## Tugas
A - Kutiplah dari teks tentang kerusakan terumbu karang di Labuan Bajo bagian yang dimulai dengan "Dikutip dari laporan" sampai dengan "di Sebayur Kecil.".
B - Ringkaslah paragraf yang diawali "Menurut laporan yang dilansir Detik.com" dalam teks tentang kerusakan terumbu karang di Labuan Bajo tanpa menghilangkan fakta utamanya.

## Teks yang Diberikan
******************************

Jangkar Kapal Wisata Rusak Terumbu Karang di Labuan Bajo


Labuan Bajo, NTT — Kerusakan ekosistem laut kembali mencoreng wajah pariwisata bahari Labuan Bajo, Kabupaten Manggarai Barat. Sebuah kapal wisata yang diduga KM. Maika dilaporkan merusak terumbu karang di lokasi penyelaman Sebayur Kecil, kawasan perairan Taman Nasional Komodo (TNK), pada Minggu (26/10/2025).


Menurut laporan yang dilansir Detik.com (27/10/2025), insiden tersebut menyebabkan kerusakan pada hamparan karang sejauh sekitar 10 meter di kedalaman 5–7 meter. Video amatir yang beredar memperlihatkan tali jangkar menyeret dasar laut dan menghancurkan sejumlah koloni karang keras di lokasi tersebut.

Kronologi Insiden


Dikutip dari laporan Persatuan Pemandu dan Penggiat Konservasi Manggarai Barat (P3KOM) yang diunggah melalui media sosial dan dikonfirmasi oleh Labuan Bajo Voice, kejadian bermula ketika kapal wisata membawa sekelompok wisatawan domestik dan asing untuk snorkeling di Sebayur Kecil.

******************************

## Serangkaian data
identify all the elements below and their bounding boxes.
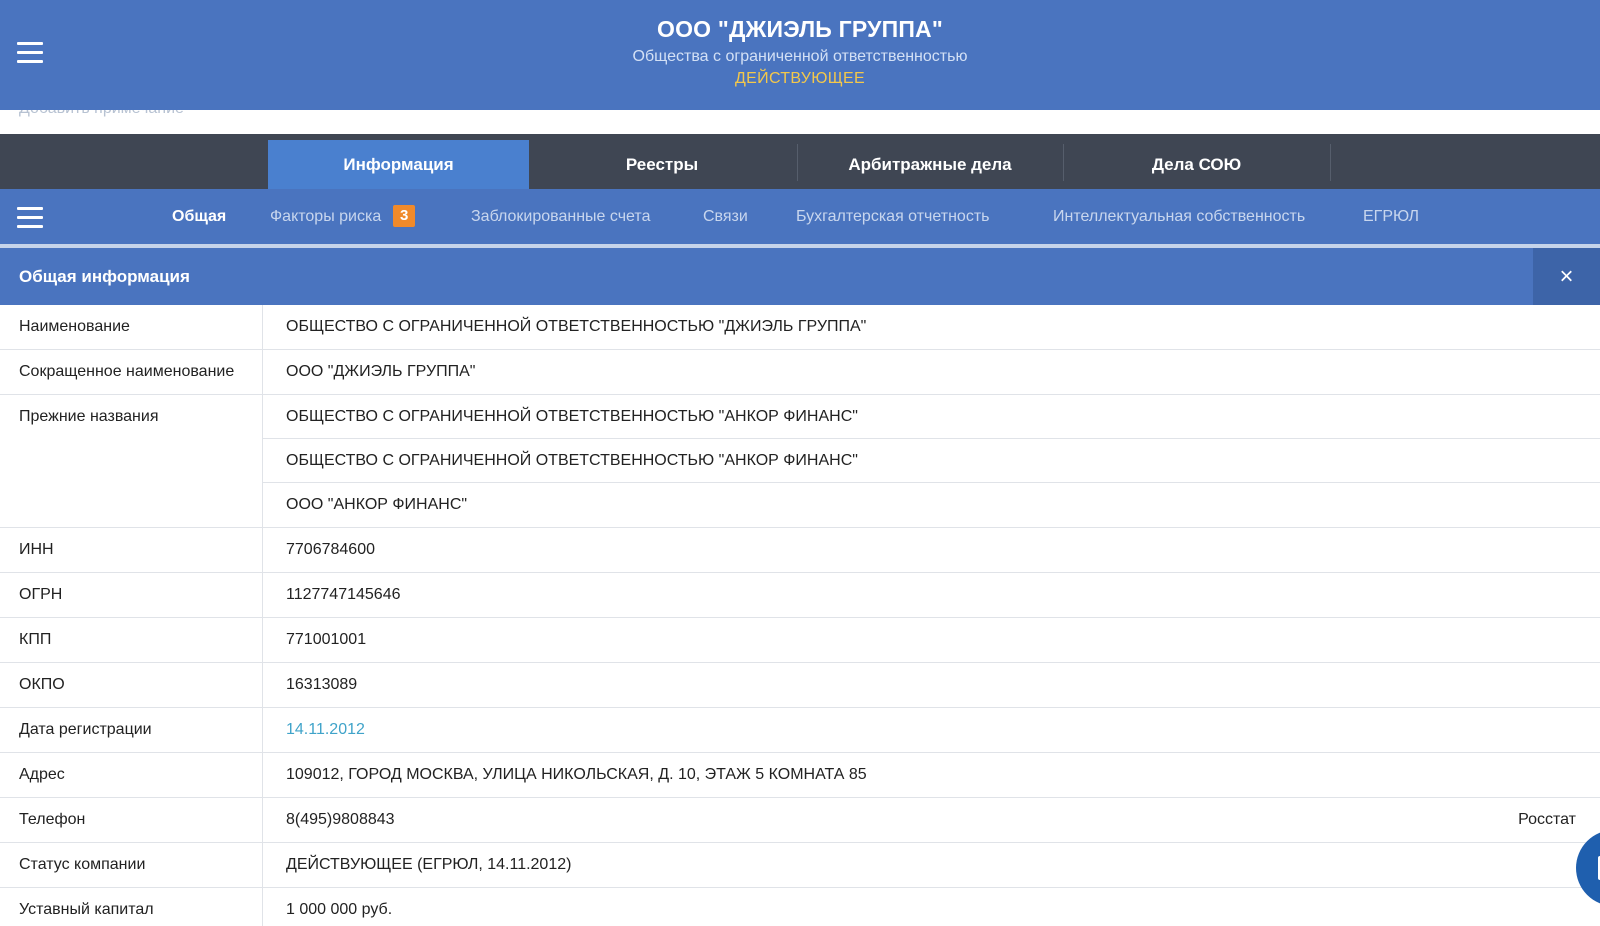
company-status: ДЕЙСТВУЮЩЕЕ (735, 70, 865, 87)
row-value: ОБЩЕСТВО С ОГРАНИЧЕННОЙ ОТВЕТСТВЕННОСТЬЮ… (263, 439, 1600, 483)
row-name: Наименование ОБЩЕСТВО С ОГРАНИЧЕННОЙ ОТВ… (0, 305, 1600, 350)
row-address: Адрес 109012, ГОРОД МОСКВА, УЛИЦА НИКОЛЬ… (0, 753, 1600, 798)
company-type: Общества с ограниченной ответственностью (632, 48, 968, 65)
row-okpo: ОКПО 16313089 (0, 663, 1600, 708)
row-inn: ИНН 7706784600 (0, 528, 1600, 573)
row-value: 1 000 000 руб. (286, 901, 393, 918)
phone-source-note: Росстат (1518, 811, 1576, 828)
row-label: Адрес (0, 753, 263, 797)
row-value: 771001001 (286, 631, 367, 648)
close-icon[interactable]: × (1533, 248, 1600, 305)
row-label: Сокращенное наименование (0, 350, 263, 394)
subnav-risk-factors[interactable]: Факторы риска 3 (270, 189, 416, 244)
row-ogrn: ОГРН 1127747145646 (0, 573, 1600, 618)
row-value: 109012, ГОРОД МОСКВА, УЛИЦА НИКОЛЬСКАЯ, … (286, 766, 867, 783)
sub-navigation: Общая Факторы риска 3 Заблокированные сче… (0, 189, 1600, 244)
row-value: 8(495)9808843 (286, 811, 395, 828)
row-label: Наименование (0, 305, 263, 349)
row-label: ОГРН (0, 573, 263, 617)
row-label: ОКПО (0, 663, 263, 707)
row-charter-capital: Уставный капитал 1 000 000 руб. (0, 888, 1600, 926)
row-label: КПП (0, 618, 263, 662)
row-value: ОБЩЕСТВО С ОГРАНИЧЕННОЙ ОТВЕТСТВЕННОСТЬЮ… (286, 318, 867, 335)
tab-divider (1330, 144, 1331, 181)
row-value: ООО "ДЖИЭЛЬ ГРУППА" (286, 363, 476, 380)
section-header: Общая информация × (0, 248, 1600, 305)
row-value: 1127747145646 (286, 586, 401, 603)
row-company-status: Статус компании ДЕЙСТВУЮЩЕЕ (ЕГРЮЛ, 14.1… (0, 843, 1600, 888)
subnav-general[interactable]: Общая (172, 189, 226, 244)
tab-information[interactable]: Информация (268, 140, 529, 189)
row-former-names: Прежние названия ОБЩЕСТВО С ОГРАНИЧЕННОЙ… (0, 395, 1600, 528)
company-heading: ООО "ДЖИЭЛЬ ГРУППА" Общества с ограничен… (0, 16, 1600, 88)
row-label: Дата регистрации (0, 708, 263, 752)
add-note-link[interactable]: Добавить примечание (19, 110, 184, 118)
row-value: 16313089 (286, 676, 358, 693)
row-value: 7706784600 (286, 541, 375, 558)
main-tabs: Информация Реестры Арбитражные дела Дела… (0, 134, 1600, 189)
section-title: Общая информация (19, 267, 190, 286)
phone-value-line: 8(495)9808843 Росстат (263, 798, 1600, 842)
row-label: Прежние названия (0, 395, 263, 527)
row-value: ОБЩЕСТВО С ОГРАНИЧЕННОЙ ОТВЕТСТВЕННОСТЬЮ… (263, 395, 1600, 439)
info-table: Наименование ОБЩЕСТВО С ОГРАНИЧЕННОЙ ОТВ… (0, 305, 1600, 926)
risk-count-badge: 3 (393, 204, 416, 227)
row-phone: Телефон 8(495)9808843 Росстат (0, 798, 1600, 843)
row-registration-date: Дата регистрации 14.11.2012 (0, 708, 1600, 753)
subnav-accounting-reports[interactable]: Бухгалтерская отчетность (796, 189, 989, 244)
subnav-risk-factors-label: Факторы риска (270, 208, 382, 225)
subnav-blocked-accounts[interactable]: Заблокированные счета (471, 189, 650, 244)
row-label: ИНН (0, 528, 263, 572)
tab-arbitration-cases[interactable]: Арбитражные дела (797, 140, 1063, 189)
tab-court-cases[interactable]: Дела СОЮ (1063, 140, 1330, 189)
row-value: ООО "АНКОР ФИНАНС" (286, 496, 468, 513)
subnav-egrul[interactable]: ЕГРЮЛ (1363, 189, 1419, 244)
subnav-intellectual-property[interactable]: Интеллектуальная собственность (1053, 189, 1305, 244)
subnav-connections[interactable]: Связи (703, 189, 748, 244)
row-label: Уставный капитал (0, 888, 263, 926)
row-label: Статус компании (0, 843, 263, 887)
row-value: ДЕЙСТВУЮЩЕЕ (ЕГРЮЛ, 14.11.2012) (286, 856, 572, 873)
company-title: ООО "ДЖИЭЛЬ ГРУППА" (657, 16, 943, 42)
row-short-name: Сокращенное наименование ООО "ДЖИЭЛЬ ГРУ… (0, 350, 1600, 395)
hamburger-menu-icon[interactable] (17, 207, 43, 229)
row-kpp: КПП 771001001 (0, 618, 1600, 663)
company-header: ООО "ДЖИЭЛЬ ГРУППА" Общества с ограничен… (0, 0, 1600, 110)
row-label: Телефон (0, 798, 263, 842)
note-strip: Добавить примечание (0, 110, 1600, 134)
registration-date-link[interactable]: 14.11.2012 (263, 708, 1600, 752)
tab-registries[interactable]: Реестры (529, 140, 795, 189)
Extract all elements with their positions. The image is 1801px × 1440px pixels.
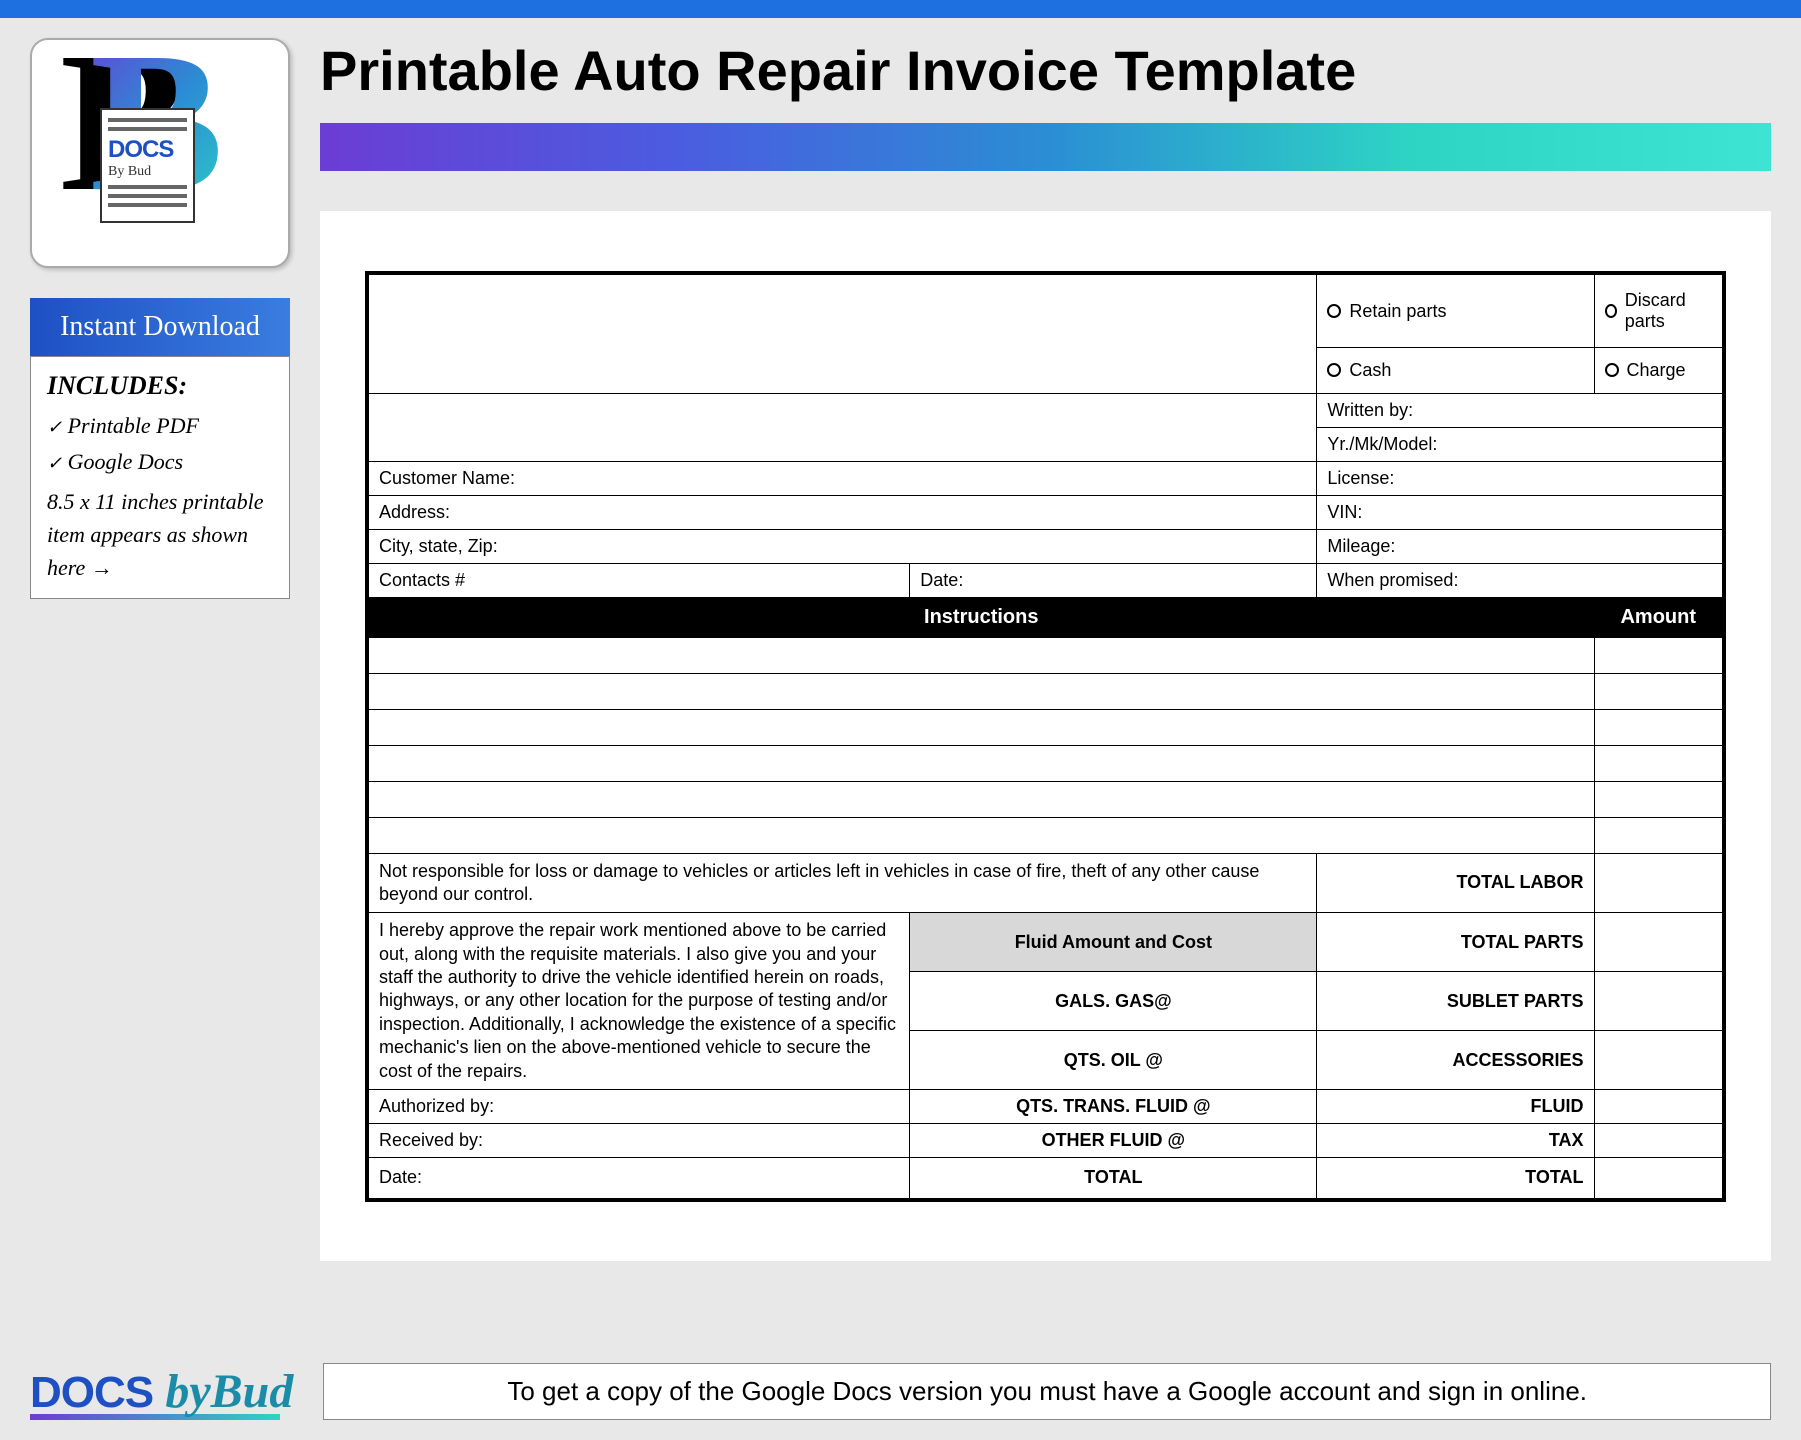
instruction-row bbox=[367, 745, 1594, 781]
footer: DOCS byBud To get a copy of the Google D… bbox=[30, 1363, 1771, 1420]
disclaimer-cell: Not responsible for loss or damage to ve… bbox=[367, 853, 1317, 913]
fluid-label: FLUID bbox=[1317, 1090, 1594, 1124]
logo-box: B B DOCS By Bud bbox=[30, 38, 290, 268]
logo-document-icon: DOCS By Bud bbox=[100, 108, 195, 223]
other-fluid-cell: OTHER FLUID @ bbox=[910, 1124, 1317, 1158]
amount-cell bbox=[1594, 637, 1724, 673]
date-cell: Date: bbox=[910, 563, 1317, 597]
license-cell: License: bbox=[1317, 461, 1724, 495]
check-icon: ✓ bbox=[47, 417, 62, 437]
radio-icon bbox=[1605, 363, 1619, 377]
sidebar: B B DOCS By Bud Instant Download INCLUDE… bbox=[30, 38, 290, 1261]
authorized-by-cell: Authorized by: bbox=[367, 1090, 910, 1124]
blank-header-cell bbox=[367, 273, 1317, 393]
total-parts-label: TOTAL PARTS bbox=[1317, 913, 1594, 972]
received-by-cell: Received by: bbox=[367, 1124, 910, 1158]
gals-gas-cell: GALS. GAS@ bbox=[910, 972, 1317, 1031]
total-labor-label: TOTAL LABOR bbox=[1317, 853, 1594, 913]
check-icon: ✓ bbox=[47, 453, 62, 473]
document-preview: Retain parts Discard parts Cash Charge W… bbox=[320, 211, 1771, 1261]
instruction-row bbox=[367, 781, 1594, 817]
amount-cell bbox=[1594, 673, 1724, 709]
radio-icon bbox=[1605, 304, 1617, 318]
instruction-row bbox=[367, 637, 1594, 673]
fluid-header-cell: Fluid Amount and Cost bbox=[910, 913, 1317, 972]
total-labor-amount bbox=[1594, 853, 1724, 913]
instruction-row bbox=[367, 817, 1594, 853]
sublet-parts-amount bbox=[1594, 972, 1724, 1031]
accessories-amount bbox=[1594, 1031, 1724, 1090]
includes-description: 8.5 x 11 inches printable item appears a… bbox=[47, 485, 273, 584]
charge-cell: Charge bbox=[1594, 348, 1724, 393]
footer-logo: DOCS byBud bbox=[30, 1364, 293, 1420]
grand-total-label: TOTAL bbox=[1317, 1158, 1594, 1200]
amount-cell bbox=[1594, 781, 1724, 817]
includes-box: INCLUDES: ✓ Printable PDF ✓ Google Docs … bbox=[30, 356, 290, 599]
total-parts-amount bbox=[1594, 913, 1724, 972]
tax-label: TAX bbox=[1317, 1124, 1594, 1158]
accessories-label: ACCESSORIES bbox=[1317, 1031, 1594, 1090]
main-container: B B DOCS By Bud Instant Download INCLUDE… bbox=[0, 18, 1801, 1261]
page-title: Printable Auto Repair Invoice Template bbox=[320, 38, 1771, 103]
instant-download-badge: Instant Download bbox=[30, 298, 290, 356]
include-item-pdf: ✓ Printable PDF bbox=[47, 413, 273, 439]
grand-total-amount bbox=[1594, 1158, 1724, 1200]
when-promised-cell: When promised: bbox=[1317, 563, 1724, 597]
mileage-cell: Mileage: bbox=[1317, 529, 1724, 563]
invoice-table: Retain parts Discard parts Cash Charge W… bbox=[365, 271, 1726, 1202]
tax-amount bbox=[1594, 1124, 1724, 1158]
gradient-divider bbox=[320, 123, 1771, 171]
cash-cell: Cash bbox=[1317, 348, 1594, 393]
fluid-amount bbox=[1594, 1090, 1724, 1124]
include-item-gdocs: ✓ Google Docs bbox=[47, 449, 273, 475]
content-area: Printable Auto Repair Invoice Template R… bbox=[320, 38, 1771, 1261]
footer-note: To get a copy of the Google Docs version… bbox=[323, 1363, 1771, 1420]
date2-cell: Date: bbox=[367, 1158, 910, 1200]
discard-parts-cell: Discard parts bbox=[1594, 273, 1724, 348]
footer-bybud-text: byBud bbox=[165, 1365, 293, 1418]
blank-cell bbox=[367, 393, 1317, 461]
top-accent-bar bbox=[0, 0, 1801, 18]
amount-cell bbox=[1594, 745, 1724, 781]
qts-trans-cell: QTS. TRANS. FLUID @ bbox=[910, 1090, 1317, 1124]
amount-header: Amount bbox=[1594, 597, 1724, 637]
radio-icon bbox=[1327, 304, 1341, 318]
vin-cell: VIN: bbox=[1317, 495, 1724, 529]
radio-icon bbox=[1327, 363, 1341, 377]
yr-mk-model-cell: Yr./Mk/Model: bbox=[1317, 427, 1724, 461]
includes-title: INCLUDES: bbox=[47, 371, 273, 401]
footer-docs-text: DOCS bbox=[30, 1368, 153, 1417]
retain-parts-cell: Retain parts bbox=[1317, 273, 1594, 348]
logo-docs-text: DOCS bbox=[108, 136, 187, 164]
contacts-cell: Contacts # bbox=[367, 563, 910, 597]
customer-name-cell: Customer Name: bbox=[367, 461, 1317, 495]
instructions-header: Instructions bbox=[367, 597, 1594, 637]
address-cell: Address: bbox=[367, 495, 1317, 529]
approval-text-cell: I hereby approve the repair work mention… bbox=[367, 913, 910, 1090]
fluid-total-cell: TOTAL bbox=[910, 1158, 1317, 1200]
city-state-zip-cell: City, state, Zip: bbox=[367, 529, 1317, 563]
qts-oil-cell: QTS. OIL @ bbox=[910, 1031, 1317, 1090]
written-by-cell: Written by: bbox=[1317, 393, 1724, 427]
logo-bybud-text: By Bud bbox=[108, 164, 187, 180]
amount-cell bbox=[1594, 709, 1724, 745]
sublet-parts-label: SUBLET PARTS bbox=[1317, 972, 1594, 1031]
amount-cell bbox=[1594, 817, 1724, 853]
instruction-row bbox=[367, 673, 1594, 709]
instruction-row bbox=[367, 709, 1594, 745]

******************************

## Jawaban
A -
Dikutip dari laporan Persatuan Pemandu dan Penggiat Konservasi Manggarai Barat (P3KOM) yang diunggah melalui media sosial dan dikonfirmasi oleh Labuan Bajo Voice, kejadian bermula ketika kapal wisata membawa sekelompok wisatawan domestik dan asing untuk snorkeling di Sebayur Kecil.

B - Menurut Detik.com (27/10/2025), insiden itu merusak hamparan karang sepanjang sekitar 10 meter di kedalaman 5–7 meter. Video amatir menunjukkan tali jangkar menyeret dasar laut dan menghancurkan sejumlah koloni karang keras.